(Items from a data source)
+---+

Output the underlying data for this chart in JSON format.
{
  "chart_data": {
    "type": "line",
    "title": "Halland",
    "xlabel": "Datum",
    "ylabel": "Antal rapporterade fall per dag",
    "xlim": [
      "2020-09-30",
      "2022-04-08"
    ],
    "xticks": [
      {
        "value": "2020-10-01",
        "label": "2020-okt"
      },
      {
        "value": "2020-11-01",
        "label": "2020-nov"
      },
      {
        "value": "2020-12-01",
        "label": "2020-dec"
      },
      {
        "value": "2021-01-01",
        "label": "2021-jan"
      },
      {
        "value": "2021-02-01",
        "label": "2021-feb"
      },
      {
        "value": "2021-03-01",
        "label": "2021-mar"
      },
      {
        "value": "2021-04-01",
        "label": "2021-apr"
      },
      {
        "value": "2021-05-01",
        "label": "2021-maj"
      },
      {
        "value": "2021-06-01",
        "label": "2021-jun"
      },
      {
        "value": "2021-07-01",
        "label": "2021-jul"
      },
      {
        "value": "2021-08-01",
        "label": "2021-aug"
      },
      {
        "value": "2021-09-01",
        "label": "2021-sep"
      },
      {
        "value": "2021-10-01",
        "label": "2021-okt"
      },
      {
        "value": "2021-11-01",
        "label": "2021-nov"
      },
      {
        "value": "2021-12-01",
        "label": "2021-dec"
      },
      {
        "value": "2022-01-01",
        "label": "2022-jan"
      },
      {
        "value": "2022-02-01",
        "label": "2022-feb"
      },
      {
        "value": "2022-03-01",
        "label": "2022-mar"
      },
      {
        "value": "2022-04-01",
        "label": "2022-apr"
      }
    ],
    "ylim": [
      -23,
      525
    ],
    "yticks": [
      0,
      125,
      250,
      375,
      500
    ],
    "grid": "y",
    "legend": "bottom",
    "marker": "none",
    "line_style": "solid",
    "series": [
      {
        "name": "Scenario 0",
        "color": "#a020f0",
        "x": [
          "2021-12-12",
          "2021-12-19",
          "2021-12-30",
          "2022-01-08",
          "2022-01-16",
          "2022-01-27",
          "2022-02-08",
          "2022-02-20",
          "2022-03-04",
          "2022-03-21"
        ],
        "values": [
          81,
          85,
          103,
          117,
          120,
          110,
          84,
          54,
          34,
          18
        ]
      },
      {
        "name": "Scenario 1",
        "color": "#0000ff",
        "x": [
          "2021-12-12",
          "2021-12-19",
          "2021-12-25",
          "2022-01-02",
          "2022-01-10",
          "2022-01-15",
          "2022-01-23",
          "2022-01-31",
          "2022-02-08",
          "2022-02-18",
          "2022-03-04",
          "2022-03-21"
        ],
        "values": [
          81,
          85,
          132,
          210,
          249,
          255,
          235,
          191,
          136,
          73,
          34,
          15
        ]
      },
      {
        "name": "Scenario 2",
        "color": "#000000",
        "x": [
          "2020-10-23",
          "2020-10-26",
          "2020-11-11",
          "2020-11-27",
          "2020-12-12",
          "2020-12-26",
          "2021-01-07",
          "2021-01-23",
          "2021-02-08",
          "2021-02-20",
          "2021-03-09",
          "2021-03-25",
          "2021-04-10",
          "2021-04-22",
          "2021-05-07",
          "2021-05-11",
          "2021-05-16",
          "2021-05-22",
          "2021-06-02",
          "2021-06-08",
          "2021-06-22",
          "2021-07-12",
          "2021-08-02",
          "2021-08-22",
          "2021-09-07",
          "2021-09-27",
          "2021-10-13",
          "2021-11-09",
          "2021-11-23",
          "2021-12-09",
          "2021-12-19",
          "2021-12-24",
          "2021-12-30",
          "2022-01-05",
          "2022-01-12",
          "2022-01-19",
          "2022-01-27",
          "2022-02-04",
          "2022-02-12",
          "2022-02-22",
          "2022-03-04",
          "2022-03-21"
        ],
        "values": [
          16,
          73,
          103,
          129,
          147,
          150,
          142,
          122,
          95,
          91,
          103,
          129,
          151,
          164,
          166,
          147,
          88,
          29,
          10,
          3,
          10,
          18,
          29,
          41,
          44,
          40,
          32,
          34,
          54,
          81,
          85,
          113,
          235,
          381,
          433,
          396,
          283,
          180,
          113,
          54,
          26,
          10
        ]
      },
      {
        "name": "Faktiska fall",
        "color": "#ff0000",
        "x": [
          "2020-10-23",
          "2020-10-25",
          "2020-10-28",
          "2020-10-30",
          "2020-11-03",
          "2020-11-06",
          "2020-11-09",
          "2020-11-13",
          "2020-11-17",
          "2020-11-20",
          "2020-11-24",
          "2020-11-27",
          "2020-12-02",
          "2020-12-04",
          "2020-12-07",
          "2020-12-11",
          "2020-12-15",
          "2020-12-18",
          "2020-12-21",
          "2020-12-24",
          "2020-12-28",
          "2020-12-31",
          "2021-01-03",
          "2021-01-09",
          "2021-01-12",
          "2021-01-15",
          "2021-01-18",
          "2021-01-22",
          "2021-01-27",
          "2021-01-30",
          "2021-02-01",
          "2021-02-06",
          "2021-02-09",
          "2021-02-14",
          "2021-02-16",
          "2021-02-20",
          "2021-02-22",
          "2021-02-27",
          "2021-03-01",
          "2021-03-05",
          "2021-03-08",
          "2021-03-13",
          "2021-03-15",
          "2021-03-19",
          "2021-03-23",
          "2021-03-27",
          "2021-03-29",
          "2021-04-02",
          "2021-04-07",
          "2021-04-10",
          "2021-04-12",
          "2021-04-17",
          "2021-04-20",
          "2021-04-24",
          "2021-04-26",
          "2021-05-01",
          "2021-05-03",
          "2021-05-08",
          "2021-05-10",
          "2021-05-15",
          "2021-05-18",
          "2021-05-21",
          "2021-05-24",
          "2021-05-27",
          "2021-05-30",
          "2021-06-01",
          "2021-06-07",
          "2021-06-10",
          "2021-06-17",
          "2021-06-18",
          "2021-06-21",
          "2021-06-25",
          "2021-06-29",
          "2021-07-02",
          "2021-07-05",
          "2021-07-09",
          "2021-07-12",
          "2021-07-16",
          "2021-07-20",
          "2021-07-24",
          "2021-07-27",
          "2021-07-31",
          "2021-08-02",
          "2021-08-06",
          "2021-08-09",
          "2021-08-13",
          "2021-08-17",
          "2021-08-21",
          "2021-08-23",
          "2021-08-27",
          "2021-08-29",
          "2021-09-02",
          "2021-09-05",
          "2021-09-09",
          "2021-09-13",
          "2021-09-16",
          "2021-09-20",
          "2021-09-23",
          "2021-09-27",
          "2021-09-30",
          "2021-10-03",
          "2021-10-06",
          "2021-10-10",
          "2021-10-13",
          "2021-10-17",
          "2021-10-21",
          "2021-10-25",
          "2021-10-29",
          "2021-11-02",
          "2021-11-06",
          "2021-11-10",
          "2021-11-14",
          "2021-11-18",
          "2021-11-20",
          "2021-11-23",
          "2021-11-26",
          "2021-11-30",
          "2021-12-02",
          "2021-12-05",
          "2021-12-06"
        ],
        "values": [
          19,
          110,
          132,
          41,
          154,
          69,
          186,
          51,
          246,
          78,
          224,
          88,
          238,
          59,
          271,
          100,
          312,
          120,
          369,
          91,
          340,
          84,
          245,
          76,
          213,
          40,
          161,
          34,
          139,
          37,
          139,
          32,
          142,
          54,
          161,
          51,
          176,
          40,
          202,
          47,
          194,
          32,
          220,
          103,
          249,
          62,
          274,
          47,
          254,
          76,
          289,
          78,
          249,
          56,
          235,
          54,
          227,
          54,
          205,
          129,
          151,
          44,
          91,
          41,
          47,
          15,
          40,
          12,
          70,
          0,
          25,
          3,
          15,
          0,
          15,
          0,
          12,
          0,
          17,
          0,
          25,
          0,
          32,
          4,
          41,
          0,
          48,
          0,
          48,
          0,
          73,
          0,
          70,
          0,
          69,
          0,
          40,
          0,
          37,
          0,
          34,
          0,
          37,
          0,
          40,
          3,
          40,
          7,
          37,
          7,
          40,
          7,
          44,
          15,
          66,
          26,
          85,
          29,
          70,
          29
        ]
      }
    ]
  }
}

+---+

To do: Select every line of the records holding the string "color".

Task result:
        "color": "#a020f0",
        "color": "#0000ff",
        "color": "#000000",
        "color": "#ff0000",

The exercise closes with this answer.